§ **Your goal**
Output every line exactly as written. Leave out pictures.

§ **Records for this task**
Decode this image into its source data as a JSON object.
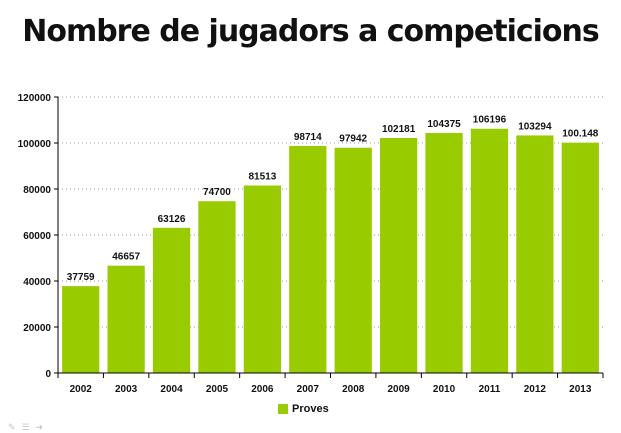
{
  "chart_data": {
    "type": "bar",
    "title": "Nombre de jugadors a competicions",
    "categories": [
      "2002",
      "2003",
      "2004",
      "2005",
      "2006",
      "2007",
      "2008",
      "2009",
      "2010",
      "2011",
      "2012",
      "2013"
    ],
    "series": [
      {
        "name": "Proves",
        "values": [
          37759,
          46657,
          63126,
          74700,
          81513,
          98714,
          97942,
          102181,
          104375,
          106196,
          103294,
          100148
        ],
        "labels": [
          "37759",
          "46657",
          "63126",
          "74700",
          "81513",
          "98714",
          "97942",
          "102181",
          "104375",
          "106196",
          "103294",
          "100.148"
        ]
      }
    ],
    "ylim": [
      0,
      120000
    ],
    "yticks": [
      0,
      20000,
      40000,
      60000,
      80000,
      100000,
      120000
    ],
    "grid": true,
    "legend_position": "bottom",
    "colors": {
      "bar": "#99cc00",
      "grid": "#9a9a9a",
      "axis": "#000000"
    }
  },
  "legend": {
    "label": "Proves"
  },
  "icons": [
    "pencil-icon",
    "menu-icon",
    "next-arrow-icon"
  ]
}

§ **Written answer**
Decode this image into its source data as a JSON object.
{
  "chart_data": {
    "type": "bar",
    "title": "Nombre de jugadors a competicions",
    "categories": [
      "2002",
      "2003",
      "2004",
      "2005",
      "2006",
      "2007",
      "2008",
      "2009",
      "2010",
      "2011",
      "2012",
      "2013"
    ],
    "series": [
      {
        "name": "Proves",
        "values": [
          37759,
          46657,
          63126,
          74700,
          81513,
          98714,
          97942,
          102181,
          104375,
          106196,
          103294,
          100148
        ],
        "labels": [
          "37759",
          "46657",
          "63126",
          "74700",
          "81513",
          "98714",
          "97942",
          "102181",
          "104375",
          "106196",
          "103294",
          "100.148"
        ]
      }
    ],
    "ylim": [
      0,
      120000
    ],
    "yticks": [
      0,
      20000,
      40000,
      60000,
      80000,
      100000,
      120000
    ],
    "grid": true,
    "legend_position": "bottom",
    "colors": {
      "bar": "#99cc00",
      "grid": "#9a9a9a",
      "axis": "#000000"
    }
  },
  "legend": {
    "label": "Proves"
  },
  "icons": [
    "pencil-icon",
    "menu-icon",
    "next-arrow-icon"
  ]
}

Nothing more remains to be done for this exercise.